→ Written problem
Provide only the number of lines in the data below that contain the string "grid".

→ Listed entries
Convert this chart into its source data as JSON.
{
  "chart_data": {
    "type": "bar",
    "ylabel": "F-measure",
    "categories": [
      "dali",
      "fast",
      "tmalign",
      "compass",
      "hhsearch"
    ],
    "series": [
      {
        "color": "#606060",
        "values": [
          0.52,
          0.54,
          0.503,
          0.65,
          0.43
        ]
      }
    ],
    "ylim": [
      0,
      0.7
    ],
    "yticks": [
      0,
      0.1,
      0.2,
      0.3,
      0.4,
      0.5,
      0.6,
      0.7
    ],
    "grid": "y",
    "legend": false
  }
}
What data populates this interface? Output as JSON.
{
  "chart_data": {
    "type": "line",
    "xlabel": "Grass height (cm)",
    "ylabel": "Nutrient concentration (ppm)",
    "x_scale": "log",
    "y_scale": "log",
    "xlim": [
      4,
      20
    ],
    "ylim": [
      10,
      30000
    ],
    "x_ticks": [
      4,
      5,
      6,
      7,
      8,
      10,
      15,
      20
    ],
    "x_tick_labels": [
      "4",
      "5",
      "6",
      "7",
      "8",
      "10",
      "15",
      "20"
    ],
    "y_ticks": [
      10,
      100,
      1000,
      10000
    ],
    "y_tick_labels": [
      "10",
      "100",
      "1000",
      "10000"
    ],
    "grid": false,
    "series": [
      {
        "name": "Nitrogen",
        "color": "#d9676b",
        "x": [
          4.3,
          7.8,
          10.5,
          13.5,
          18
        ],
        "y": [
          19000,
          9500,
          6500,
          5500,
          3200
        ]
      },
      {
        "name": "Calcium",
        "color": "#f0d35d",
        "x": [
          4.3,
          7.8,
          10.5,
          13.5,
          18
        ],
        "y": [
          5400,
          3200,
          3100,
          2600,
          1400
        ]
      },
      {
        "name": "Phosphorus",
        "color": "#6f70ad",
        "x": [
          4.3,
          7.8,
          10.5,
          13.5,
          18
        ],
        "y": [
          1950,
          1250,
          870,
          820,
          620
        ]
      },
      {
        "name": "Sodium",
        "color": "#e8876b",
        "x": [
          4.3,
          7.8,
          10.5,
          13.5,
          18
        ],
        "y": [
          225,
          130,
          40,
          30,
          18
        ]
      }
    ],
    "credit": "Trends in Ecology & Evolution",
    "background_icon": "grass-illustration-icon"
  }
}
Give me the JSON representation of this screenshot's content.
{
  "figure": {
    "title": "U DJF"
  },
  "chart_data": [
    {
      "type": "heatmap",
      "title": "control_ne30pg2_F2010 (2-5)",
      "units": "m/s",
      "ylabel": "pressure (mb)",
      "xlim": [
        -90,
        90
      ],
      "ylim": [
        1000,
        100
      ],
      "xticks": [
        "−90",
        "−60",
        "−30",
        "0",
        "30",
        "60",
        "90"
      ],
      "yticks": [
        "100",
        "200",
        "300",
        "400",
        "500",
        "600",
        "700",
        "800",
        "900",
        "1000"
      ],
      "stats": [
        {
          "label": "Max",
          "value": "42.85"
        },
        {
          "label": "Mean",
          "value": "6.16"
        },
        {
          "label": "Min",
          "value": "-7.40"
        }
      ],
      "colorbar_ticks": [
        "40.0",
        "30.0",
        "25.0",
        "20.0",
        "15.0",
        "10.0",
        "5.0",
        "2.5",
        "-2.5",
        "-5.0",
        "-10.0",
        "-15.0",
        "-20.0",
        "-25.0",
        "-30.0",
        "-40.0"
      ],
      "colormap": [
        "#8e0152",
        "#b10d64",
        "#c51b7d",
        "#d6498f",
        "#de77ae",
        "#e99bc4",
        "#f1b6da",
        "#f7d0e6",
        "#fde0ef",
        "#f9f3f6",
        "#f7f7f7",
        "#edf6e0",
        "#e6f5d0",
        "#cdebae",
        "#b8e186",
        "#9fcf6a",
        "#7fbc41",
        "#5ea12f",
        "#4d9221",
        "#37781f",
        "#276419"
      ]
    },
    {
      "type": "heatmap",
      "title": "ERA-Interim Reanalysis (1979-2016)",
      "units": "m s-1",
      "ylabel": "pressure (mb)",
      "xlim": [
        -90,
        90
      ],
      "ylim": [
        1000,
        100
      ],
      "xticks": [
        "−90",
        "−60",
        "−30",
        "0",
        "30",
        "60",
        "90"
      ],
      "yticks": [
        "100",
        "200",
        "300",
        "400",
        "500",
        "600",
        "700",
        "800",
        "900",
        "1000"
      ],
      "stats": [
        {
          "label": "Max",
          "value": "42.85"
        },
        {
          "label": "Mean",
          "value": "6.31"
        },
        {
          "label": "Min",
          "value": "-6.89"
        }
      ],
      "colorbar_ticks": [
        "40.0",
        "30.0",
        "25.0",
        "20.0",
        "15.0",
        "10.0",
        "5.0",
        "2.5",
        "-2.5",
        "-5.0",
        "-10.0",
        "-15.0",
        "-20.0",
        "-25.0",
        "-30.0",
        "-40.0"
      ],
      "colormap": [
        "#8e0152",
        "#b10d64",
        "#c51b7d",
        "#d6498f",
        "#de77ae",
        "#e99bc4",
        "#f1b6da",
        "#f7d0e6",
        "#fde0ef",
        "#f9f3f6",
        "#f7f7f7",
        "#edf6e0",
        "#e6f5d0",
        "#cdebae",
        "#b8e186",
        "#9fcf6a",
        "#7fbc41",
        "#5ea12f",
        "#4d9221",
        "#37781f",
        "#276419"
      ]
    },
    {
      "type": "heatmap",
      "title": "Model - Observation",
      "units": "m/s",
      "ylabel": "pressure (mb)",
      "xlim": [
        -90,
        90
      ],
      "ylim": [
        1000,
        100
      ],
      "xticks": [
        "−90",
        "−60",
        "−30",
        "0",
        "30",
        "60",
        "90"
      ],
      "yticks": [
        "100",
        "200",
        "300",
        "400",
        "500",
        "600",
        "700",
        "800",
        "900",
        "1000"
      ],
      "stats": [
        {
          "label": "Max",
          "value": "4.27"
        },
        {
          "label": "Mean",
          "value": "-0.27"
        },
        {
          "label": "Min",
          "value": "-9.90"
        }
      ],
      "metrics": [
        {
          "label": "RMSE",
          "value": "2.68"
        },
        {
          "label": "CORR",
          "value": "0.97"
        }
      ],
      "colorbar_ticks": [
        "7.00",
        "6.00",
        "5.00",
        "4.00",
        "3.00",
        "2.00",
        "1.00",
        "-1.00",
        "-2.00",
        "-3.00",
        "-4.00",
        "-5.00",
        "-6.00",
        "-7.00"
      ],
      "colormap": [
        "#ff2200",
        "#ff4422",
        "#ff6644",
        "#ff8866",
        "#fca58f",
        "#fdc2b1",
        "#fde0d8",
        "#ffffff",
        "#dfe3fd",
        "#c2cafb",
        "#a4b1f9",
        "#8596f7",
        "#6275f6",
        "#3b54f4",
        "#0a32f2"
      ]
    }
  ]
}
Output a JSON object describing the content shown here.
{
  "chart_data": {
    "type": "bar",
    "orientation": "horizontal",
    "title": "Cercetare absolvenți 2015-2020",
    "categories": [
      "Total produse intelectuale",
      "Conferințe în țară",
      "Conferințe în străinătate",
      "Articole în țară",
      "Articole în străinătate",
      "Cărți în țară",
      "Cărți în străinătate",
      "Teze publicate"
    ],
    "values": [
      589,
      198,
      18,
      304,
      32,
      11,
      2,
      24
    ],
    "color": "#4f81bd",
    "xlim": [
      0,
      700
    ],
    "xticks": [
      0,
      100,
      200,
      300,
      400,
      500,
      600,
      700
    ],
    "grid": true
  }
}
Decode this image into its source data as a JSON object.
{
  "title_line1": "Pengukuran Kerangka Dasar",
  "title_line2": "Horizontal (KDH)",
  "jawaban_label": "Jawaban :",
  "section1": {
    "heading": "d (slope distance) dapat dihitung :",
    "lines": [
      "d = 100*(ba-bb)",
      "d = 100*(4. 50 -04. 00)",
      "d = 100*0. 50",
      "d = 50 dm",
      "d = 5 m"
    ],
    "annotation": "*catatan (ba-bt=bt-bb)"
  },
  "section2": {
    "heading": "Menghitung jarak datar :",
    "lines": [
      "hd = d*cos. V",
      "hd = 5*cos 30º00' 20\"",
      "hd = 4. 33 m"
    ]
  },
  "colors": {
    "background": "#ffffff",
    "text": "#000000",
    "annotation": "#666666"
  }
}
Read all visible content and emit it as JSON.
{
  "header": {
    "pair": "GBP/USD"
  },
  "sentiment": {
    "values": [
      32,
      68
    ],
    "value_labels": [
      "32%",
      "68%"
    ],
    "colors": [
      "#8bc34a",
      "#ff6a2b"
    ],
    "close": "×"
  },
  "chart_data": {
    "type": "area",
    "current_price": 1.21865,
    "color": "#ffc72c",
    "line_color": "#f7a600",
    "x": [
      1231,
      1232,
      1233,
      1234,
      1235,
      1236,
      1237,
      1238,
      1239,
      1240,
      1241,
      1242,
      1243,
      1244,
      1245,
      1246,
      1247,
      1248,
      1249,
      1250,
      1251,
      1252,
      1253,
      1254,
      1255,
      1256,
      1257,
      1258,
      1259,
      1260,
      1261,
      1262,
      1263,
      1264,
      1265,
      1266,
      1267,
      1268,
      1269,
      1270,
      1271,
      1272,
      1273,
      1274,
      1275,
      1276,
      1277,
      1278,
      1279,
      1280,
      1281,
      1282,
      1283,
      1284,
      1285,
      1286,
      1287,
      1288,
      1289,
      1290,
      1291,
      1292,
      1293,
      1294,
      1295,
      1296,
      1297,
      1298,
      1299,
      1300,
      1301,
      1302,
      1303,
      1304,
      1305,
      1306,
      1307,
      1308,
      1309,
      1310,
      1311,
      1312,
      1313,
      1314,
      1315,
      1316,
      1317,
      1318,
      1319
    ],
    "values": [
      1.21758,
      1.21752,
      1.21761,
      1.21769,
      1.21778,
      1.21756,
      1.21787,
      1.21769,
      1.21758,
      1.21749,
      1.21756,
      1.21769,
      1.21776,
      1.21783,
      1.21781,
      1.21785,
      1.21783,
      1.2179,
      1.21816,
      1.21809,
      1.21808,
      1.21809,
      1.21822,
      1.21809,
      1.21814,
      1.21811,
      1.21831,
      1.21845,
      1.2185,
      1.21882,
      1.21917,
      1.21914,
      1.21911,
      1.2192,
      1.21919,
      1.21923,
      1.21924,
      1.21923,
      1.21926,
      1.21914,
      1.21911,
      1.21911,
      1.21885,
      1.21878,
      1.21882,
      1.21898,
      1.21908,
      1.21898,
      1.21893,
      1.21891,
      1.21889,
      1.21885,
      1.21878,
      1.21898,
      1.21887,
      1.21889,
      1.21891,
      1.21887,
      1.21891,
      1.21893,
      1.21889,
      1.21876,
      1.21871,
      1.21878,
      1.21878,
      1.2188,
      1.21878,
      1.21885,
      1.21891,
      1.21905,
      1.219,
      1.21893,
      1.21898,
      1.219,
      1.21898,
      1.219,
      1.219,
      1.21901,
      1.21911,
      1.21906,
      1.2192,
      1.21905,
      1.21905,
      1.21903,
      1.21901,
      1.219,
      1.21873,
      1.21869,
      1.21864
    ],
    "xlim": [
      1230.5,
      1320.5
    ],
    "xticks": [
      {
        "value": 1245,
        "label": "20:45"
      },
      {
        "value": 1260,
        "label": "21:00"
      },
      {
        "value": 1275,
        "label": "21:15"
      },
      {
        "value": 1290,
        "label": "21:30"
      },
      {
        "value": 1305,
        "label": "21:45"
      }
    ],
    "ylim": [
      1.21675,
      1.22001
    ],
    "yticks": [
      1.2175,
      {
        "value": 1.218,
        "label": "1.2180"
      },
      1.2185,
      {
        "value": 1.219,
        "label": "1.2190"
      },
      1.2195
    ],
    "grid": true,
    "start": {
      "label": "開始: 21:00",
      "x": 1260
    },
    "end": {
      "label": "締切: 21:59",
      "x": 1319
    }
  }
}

→ Correct output
4